## Stated problem
Reproduce the listing below without any change.

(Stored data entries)
--- START ---
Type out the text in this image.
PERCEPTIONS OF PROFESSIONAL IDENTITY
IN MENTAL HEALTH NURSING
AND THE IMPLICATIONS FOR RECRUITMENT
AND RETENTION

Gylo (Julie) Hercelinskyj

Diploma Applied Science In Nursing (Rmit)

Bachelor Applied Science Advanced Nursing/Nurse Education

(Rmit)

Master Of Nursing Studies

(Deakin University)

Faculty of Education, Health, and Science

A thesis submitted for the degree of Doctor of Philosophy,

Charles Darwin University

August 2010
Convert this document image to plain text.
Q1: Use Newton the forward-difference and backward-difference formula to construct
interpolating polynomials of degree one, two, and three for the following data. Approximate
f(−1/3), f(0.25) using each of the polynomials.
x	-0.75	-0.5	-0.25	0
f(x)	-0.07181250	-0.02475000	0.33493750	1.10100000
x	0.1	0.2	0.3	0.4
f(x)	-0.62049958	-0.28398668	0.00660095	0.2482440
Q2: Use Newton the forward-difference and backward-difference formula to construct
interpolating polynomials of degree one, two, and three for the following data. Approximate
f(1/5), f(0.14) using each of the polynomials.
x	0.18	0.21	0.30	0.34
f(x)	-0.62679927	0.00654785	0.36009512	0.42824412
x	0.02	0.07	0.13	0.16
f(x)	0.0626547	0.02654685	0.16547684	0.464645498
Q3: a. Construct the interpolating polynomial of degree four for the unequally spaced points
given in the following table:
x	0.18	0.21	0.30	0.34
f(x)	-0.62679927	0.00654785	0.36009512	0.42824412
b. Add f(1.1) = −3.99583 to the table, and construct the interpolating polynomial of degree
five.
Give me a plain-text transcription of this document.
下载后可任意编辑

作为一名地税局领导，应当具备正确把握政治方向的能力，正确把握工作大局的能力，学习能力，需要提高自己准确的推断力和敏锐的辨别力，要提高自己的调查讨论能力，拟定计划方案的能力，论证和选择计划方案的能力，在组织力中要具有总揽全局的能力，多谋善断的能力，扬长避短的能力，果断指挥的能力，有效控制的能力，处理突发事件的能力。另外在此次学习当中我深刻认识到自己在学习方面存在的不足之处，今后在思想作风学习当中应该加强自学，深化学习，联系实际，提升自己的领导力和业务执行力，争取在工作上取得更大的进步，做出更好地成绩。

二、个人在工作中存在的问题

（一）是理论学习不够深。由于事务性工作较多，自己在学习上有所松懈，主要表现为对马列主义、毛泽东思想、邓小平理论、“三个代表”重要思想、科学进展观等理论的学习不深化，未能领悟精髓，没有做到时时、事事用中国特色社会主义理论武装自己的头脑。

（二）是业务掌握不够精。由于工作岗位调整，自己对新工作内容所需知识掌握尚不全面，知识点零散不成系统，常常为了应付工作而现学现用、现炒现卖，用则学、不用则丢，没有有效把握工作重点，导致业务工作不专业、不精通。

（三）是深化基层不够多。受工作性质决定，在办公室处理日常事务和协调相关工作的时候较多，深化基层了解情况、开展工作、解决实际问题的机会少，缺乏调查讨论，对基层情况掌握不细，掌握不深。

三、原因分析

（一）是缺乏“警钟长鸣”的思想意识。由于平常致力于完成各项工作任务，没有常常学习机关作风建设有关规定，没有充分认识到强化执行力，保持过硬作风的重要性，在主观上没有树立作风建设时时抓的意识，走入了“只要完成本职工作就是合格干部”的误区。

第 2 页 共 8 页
--- END ---
## The solution
Type out the text in this image.
PERCEPTIONS OF PROFESSIONAL IDENTITY
IN MENTAL HEALTH NURSING
AND THE IMPLICATIONS FOR RECRUITMENT
AND RETENTION

Gylo (Julie) Hercelinskyj

Diploma Applied Science In Nursing (Rmit)

Bachelor Applied Science Advanced Nursing/Nurse Education

(Rmit)

Master Of Nursing Studies

(Deakin University)

Faculty of Education, Health, and Science

A thesis submitted for the degree of Doctor of Philosophy,

Charles Darwin University

August 2010
Convert this document image to plain text.
Q1: Use Newton the forward-difference and backward-difference formula to construct
interpolating polynomials of degree one, two, and three for the following data. Approximate
f(−1/3), f(0.25) using each of the polynomials.
x	-0.75	-0.5	-0.25	0
f(x)	-0.07181250	-0.02475000	0.33493750	1.10100000
x	0.1	0.2	0.3	0.4
f(x)	-0.62049958	-0.28398668	0.00660095	0.2482440
Q2: Use Newton the forward-difference and backward-difference formula to construct
interpolating polynomials of degree one, two, and three for the following data. Approximate
f(1/5), f(0.14) using each of the polynomials.
x	0.18	0.21	0.30	0.34
f(x)	-0.62679927	0.00654785	0.36009512	0.42824412
x	0.02	0.07	0.13	0.16
f(x)	0.0626547	0.02654685	0.16547684	0.464645498
Q3: a. Construct the interpolating polynomial of degree four for the unequally spaced points
given in the following table:
x	0.18	0.21	0.30	0.34
f(x)	-0.62679927	0.00654785	0.36009512	0.42824412
b. Add f(1.1) = −3.99583 to the table, and construct the interpolating polynomial of degree
five.
Give me a plain-text transcription of this document.
下载后可任意编辑

作为一名地税局领导，应当具备正确把握政治方向的能力，正确把握工作大局的能力，学习能力，需要提高自己准确的推断力和敏锐的辨别力，要提高自己的调查讨论能力，拟定计划方案的能力，论证和选择计划方案的能力，在组织力中要具有总揽全局的能力，多谋善断的能力，扬长避短的能力，果断指挥的能力，有效控制的能力，处理突发事件的能力。另外在此次学习当中我深刻认识到自己在学习方面存在的不足之处，今后在思想作风学习当中应该加强自学，深化学习，联系实际，提升自己的领导力和业务执行力，争取在工作上取得更大的进步，做出更好地成绩。

二、个人在工作中存在的问题

（一）是理论学习不够深。由于事务性工作较多，自己在学习上有所松懈，主要表现为对马列主义、毛泽东思想、邓小平理论、“三个代表”重要思想、科学进展观等理论的学习不深化，未能领悟精髓，没有做到时时、事事用中国特色社会主义理论武装自己的头脑。

（二）是业务掌握不够精。由于工作岗位调整，自己对新工作内容所需知识掌握尚不全面，知识点零散不成系统，常常为了应付工作而现学现用、现炒现卖，用则学、不用则丢，没有有效把握工作重点，导致业务工作不专业、不精通。

（三）是深化基层不够多。受工作性质决定，在办公室处理日常事务和协调相关工作的时候较多，深化基层了解情况、开展工作、解决实际问题的机会少，缺乏调查讨论，对基层情况掌握不细，掌握不深。

三、原因分析

（一）是缺乏“警钟长鸣”的思想意识。由于平常致力于完成各项工作任务，没有常常学习机关作风建设有关规定，没有充分认识到强化执行力，保持过硬作风的重要性，在主观上没有树立作风建设时时抓的意识，走入了“只要完成本职工作就是合格干部”的误区。

第 2 页 共 8 页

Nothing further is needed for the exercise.